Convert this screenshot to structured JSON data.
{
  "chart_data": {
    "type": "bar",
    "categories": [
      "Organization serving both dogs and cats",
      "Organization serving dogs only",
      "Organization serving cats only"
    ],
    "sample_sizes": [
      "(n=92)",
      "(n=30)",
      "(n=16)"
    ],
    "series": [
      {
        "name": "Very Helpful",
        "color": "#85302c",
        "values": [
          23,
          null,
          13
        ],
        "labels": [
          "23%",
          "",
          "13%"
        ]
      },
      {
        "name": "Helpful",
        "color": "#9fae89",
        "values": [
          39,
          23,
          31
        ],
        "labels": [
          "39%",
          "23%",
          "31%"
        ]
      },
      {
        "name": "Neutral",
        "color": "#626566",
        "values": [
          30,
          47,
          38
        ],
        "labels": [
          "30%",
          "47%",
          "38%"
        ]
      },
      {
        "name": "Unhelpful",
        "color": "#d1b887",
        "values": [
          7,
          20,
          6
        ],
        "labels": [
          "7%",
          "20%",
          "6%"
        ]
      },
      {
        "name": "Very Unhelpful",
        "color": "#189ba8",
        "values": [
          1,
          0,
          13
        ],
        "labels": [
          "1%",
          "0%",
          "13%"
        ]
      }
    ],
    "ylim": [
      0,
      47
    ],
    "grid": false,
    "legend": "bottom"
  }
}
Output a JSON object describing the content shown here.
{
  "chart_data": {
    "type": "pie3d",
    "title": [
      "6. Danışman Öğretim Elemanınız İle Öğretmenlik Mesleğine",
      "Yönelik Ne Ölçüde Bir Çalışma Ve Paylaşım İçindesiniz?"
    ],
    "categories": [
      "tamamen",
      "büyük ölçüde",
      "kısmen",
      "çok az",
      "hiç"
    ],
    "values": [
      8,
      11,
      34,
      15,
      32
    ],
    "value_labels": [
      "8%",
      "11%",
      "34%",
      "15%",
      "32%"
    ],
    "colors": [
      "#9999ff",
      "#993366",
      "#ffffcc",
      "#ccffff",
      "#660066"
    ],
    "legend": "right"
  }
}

_ _ _

EXERCISE DIRECTIONS
Pull out each line of the records holding the string "cats".

OUTPUT FOR THIS EXERCISE
      "Organization serving both dogs and cats",
      "Organization serving cats only"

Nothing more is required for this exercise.